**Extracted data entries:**
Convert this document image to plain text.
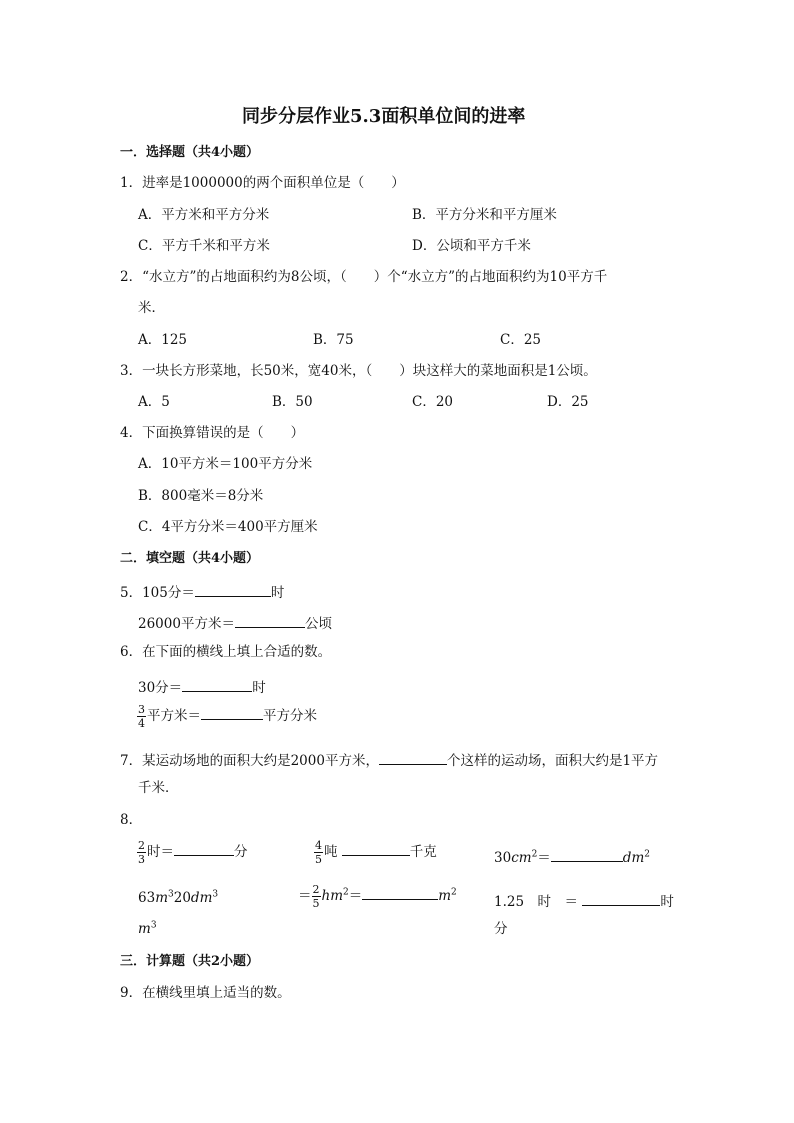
同步分层作业5.3面积单位间的进率
一．选择题（共4小题）
1．进率是1000000的两个面积单位是（　　）
A．平方米和平方分米	B．平方分米和平方厘米
C．平方千米和平方米	D．公顷和平方千米
2．“水立方”的占地面积约为8公顷，（　　）个“水立方”的占地面积约为10平方千
米．
A．125	B．75	C．25
3．一块长方形菜地，长50米，宽40米，（　　）块这样大的菜地面积是1公顷。
A．5	B．50	C．20	D．25
4．下面换算错误的是（　　）
A．10平方米＝100平方分米
B．800毫米＝8分米
C．4平方分米＝400平方厘米
二．填空题（共4小题）
5．105分＝	时
26000平方米＝	公顷
6．在下面的横线上填上合适的数。
30分＝	时
$\frac{3}{4}$ 平方米＝	平方分米
7．某运动场地的面积大约是2000平方米，	个这样的运动场，面积大约是1平方
千米．
8．
$\frac{2}{3}$ 时＝	分	$\frac{4}{5}$ 吨	千克	$30cm^2=$	$dm^2$
$63m^320dm^3$
$m^3$
＝ $\frac{2}{5} hm^2=$	$m^2$
1.25　时　＝	时
分
三．计算题（共2小题）
9．在横线里填上适当的数。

**OBJECTIVE:** Look through the data above. Copy every line with the string "frac" in it.

**THE REPLY:**
$\frac{3}{4}$ 平方米＝	平方分米
$\frac{2}{3}$ 时＝	分	$\frac{4}{5}$ 吨	千克	$30cm^2=$	$dm^2$
＝ $\frac{2}{5} hm^2=$	$m^2$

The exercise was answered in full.